Exercise material:
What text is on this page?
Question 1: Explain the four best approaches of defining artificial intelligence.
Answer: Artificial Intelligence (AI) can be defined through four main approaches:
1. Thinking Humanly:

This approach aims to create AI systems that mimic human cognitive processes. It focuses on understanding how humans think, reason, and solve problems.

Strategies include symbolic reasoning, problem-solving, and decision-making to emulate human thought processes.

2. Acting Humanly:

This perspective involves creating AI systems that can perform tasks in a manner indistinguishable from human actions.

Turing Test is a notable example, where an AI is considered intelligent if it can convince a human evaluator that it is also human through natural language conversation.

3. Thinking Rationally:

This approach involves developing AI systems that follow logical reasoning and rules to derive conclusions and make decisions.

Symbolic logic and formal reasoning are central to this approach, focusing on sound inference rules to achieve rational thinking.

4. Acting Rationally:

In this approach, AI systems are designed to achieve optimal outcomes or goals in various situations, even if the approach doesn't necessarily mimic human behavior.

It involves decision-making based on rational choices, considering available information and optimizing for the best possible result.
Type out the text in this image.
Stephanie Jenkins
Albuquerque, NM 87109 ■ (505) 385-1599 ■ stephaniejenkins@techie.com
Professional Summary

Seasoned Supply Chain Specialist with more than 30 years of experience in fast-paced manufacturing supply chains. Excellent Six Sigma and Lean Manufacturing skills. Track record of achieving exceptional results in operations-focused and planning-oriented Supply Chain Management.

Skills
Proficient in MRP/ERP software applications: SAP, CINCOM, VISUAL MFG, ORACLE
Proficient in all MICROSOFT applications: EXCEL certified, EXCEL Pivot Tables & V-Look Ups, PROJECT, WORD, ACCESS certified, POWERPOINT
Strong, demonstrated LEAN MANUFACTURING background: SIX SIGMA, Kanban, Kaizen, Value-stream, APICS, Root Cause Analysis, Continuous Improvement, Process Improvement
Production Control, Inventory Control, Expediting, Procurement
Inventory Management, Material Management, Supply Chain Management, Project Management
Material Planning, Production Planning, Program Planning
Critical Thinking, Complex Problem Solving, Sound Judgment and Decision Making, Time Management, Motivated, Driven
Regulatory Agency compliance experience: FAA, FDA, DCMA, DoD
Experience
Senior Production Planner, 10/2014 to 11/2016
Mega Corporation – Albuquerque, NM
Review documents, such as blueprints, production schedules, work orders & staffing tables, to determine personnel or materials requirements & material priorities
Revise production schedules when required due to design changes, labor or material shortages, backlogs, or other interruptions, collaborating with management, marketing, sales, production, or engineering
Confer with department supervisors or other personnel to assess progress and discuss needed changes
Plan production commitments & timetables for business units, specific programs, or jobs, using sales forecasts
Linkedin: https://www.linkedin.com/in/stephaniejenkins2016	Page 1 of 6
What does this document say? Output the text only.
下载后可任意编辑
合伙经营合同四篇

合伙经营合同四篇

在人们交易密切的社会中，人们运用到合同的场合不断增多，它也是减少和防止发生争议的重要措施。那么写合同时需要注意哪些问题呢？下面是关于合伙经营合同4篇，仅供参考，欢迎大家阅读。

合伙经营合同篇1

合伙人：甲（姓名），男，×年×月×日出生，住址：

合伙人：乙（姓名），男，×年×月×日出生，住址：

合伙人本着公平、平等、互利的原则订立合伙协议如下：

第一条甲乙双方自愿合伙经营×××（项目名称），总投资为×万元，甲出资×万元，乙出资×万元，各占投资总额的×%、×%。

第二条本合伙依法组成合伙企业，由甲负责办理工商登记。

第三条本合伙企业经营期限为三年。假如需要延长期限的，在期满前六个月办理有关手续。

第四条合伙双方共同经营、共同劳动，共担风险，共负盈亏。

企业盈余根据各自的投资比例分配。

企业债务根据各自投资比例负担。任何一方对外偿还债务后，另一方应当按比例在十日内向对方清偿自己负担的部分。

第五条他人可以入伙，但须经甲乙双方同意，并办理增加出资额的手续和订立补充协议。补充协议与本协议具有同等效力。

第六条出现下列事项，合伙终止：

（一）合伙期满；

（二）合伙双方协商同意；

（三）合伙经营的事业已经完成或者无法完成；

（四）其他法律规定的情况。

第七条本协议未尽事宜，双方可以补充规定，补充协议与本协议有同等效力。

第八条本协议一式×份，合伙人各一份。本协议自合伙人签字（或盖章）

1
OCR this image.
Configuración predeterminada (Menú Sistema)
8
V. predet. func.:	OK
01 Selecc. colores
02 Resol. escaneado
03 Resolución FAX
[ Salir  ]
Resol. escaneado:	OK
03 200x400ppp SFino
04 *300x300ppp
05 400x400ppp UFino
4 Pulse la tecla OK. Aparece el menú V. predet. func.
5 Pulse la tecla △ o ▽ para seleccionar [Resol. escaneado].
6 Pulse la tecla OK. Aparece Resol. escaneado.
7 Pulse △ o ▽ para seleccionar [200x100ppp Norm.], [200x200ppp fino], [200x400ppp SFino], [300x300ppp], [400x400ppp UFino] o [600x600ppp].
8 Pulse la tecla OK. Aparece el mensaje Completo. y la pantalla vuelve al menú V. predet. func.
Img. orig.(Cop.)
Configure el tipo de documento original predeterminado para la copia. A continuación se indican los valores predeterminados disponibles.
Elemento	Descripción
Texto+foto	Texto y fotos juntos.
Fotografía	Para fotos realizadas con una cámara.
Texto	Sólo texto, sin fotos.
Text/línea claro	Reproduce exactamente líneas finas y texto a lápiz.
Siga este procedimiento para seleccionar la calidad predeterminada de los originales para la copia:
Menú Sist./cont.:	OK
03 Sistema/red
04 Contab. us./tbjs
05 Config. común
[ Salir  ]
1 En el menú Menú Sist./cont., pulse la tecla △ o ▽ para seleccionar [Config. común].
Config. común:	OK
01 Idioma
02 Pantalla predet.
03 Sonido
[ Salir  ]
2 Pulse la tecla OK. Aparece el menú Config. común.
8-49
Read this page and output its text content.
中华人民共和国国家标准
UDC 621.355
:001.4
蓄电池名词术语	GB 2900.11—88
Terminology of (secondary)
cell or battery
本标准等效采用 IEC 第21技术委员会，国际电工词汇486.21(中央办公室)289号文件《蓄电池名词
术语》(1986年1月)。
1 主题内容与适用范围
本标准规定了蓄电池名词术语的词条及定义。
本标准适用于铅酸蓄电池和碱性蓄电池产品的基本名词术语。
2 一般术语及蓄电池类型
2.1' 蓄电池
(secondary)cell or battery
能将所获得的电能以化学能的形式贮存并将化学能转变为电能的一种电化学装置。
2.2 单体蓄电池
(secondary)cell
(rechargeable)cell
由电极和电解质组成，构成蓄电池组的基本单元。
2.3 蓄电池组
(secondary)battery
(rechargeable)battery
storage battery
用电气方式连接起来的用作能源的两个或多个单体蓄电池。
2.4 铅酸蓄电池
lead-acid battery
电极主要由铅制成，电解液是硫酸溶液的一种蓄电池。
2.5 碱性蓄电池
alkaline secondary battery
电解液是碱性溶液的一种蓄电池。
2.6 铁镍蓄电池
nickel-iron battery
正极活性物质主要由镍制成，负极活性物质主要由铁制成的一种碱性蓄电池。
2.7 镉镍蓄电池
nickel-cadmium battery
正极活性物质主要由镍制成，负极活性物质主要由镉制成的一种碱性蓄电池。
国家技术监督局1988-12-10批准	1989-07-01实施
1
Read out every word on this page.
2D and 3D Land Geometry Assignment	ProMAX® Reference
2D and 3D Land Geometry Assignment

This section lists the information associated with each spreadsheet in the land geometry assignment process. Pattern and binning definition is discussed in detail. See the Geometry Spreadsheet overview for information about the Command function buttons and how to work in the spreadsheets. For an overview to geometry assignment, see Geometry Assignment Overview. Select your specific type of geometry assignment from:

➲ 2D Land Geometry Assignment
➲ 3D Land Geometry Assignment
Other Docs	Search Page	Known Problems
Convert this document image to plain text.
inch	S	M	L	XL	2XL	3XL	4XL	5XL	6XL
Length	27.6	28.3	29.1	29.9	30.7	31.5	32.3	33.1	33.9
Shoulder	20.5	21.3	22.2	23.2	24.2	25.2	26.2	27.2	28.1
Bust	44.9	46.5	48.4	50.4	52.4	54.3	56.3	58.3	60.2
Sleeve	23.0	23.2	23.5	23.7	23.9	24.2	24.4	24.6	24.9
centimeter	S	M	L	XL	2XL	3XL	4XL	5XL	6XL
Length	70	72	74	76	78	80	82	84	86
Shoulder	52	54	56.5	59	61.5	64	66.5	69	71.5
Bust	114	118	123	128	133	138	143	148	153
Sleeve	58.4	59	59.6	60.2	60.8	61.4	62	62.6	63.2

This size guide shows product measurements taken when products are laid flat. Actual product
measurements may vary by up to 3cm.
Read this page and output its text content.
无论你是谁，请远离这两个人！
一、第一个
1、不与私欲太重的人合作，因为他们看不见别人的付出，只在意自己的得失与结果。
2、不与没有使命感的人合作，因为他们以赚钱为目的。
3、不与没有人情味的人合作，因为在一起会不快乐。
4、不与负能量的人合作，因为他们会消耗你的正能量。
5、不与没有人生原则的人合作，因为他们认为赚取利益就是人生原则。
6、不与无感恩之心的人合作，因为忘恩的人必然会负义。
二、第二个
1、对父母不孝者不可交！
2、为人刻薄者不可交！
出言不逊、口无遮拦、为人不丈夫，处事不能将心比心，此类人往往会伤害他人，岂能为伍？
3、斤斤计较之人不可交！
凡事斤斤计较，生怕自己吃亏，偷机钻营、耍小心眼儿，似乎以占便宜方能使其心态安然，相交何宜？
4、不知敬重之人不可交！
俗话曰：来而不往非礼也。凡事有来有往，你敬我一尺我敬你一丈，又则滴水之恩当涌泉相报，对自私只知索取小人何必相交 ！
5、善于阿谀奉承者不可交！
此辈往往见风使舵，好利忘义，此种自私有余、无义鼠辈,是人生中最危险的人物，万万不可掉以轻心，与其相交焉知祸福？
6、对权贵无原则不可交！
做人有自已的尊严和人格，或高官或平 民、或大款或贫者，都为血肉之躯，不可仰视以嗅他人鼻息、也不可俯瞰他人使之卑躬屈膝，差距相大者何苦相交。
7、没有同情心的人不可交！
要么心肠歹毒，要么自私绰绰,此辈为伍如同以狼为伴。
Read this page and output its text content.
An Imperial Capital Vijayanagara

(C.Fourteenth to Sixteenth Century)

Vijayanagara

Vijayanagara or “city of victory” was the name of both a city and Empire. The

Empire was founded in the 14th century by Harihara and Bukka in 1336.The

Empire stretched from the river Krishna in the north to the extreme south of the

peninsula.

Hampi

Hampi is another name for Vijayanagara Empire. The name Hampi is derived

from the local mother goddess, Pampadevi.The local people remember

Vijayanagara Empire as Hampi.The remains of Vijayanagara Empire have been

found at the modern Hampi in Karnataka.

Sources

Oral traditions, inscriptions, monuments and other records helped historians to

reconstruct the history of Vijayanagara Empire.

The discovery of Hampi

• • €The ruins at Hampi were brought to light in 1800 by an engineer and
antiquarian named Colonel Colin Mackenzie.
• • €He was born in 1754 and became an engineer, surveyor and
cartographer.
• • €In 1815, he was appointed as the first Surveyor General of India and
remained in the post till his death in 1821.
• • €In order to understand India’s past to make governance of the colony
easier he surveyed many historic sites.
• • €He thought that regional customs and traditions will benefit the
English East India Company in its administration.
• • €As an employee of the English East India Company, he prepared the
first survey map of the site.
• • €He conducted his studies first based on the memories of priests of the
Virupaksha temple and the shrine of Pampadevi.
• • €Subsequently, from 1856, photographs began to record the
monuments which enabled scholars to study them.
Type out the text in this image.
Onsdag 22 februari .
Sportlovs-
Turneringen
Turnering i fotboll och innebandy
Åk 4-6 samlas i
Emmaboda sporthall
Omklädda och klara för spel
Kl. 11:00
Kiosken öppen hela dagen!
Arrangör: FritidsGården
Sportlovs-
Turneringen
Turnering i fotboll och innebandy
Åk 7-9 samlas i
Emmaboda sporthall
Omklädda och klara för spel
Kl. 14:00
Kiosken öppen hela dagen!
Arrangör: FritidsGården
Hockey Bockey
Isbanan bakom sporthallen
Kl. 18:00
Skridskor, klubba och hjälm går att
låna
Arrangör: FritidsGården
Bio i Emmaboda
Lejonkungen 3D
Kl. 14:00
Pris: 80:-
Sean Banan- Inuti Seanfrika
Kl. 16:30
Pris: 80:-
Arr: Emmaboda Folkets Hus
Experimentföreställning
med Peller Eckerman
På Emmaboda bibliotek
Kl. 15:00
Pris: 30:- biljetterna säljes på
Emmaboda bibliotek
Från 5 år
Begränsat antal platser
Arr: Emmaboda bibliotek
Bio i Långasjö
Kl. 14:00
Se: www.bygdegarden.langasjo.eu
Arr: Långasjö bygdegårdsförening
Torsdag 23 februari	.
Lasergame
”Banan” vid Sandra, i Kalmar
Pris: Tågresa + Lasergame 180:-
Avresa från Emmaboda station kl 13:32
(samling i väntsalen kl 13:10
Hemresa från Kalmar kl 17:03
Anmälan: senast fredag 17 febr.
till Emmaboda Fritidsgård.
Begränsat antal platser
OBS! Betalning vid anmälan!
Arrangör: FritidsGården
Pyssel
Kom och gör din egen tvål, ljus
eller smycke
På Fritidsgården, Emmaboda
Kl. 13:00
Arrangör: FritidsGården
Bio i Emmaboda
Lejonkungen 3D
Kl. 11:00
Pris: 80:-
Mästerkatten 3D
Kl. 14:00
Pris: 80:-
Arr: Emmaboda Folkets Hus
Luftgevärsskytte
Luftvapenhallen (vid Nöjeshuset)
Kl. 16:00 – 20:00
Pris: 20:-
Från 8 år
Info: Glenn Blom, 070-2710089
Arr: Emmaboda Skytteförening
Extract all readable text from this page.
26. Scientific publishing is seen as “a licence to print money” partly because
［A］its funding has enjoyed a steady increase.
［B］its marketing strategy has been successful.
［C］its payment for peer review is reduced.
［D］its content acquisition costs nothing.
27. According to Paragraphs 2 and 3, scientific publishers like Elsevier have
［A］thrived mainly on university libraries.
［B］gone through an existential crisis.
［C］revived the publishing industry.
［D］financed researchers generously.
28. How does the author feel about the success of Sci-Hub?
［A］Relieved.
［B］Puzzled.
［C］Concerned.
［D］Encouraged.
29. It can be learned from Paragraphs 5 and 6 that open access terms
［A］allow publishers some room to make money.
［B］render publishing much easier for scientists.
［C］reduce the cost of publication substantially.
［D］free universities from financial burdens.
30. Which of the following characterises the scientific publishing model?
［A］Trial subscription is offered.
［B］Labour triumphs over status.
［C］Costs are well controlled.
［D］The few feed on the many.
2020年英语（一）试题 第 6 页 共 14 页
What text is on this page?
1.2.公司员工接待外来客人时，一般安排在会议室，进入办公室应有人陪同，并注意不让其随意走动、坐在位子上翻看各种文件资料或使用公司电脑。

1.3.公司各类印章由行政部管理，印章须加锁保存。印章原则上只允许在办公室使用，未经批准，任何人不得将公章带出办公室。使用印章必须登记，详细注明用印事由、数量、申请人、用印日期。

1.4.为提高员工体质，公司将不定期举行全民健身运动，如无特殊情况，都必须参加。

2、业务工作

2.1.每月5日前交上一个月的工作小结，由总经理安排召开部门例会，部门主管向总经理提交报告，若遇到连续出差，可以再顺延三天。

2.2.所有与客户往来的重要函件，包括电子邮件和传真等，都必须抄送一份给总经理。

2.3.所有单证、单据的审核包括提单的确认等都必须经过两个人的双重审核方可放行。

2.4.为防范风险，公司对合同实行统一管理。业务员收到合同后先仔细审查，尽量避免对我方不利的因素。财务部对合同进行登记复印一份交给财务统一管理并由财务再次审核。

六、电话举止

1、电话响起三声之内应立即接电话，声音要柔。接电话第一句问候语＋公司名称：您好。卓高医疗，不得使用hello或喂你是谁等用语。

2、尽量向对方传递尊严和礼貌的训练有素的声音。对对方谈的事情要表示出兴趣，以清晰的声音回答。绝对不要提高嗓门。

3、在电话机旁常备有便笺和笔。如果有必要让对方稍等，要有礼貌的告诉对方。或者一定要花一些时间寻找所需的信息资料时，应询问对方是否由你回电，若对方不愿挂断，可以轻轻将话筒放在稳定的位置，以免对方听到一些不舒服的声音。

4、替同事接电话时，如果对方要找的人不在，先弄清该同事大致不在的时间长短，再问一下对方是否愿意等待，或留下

What to work on: Work out how many lines above contain the word "Inventory". Give only the number.

Task solution: 2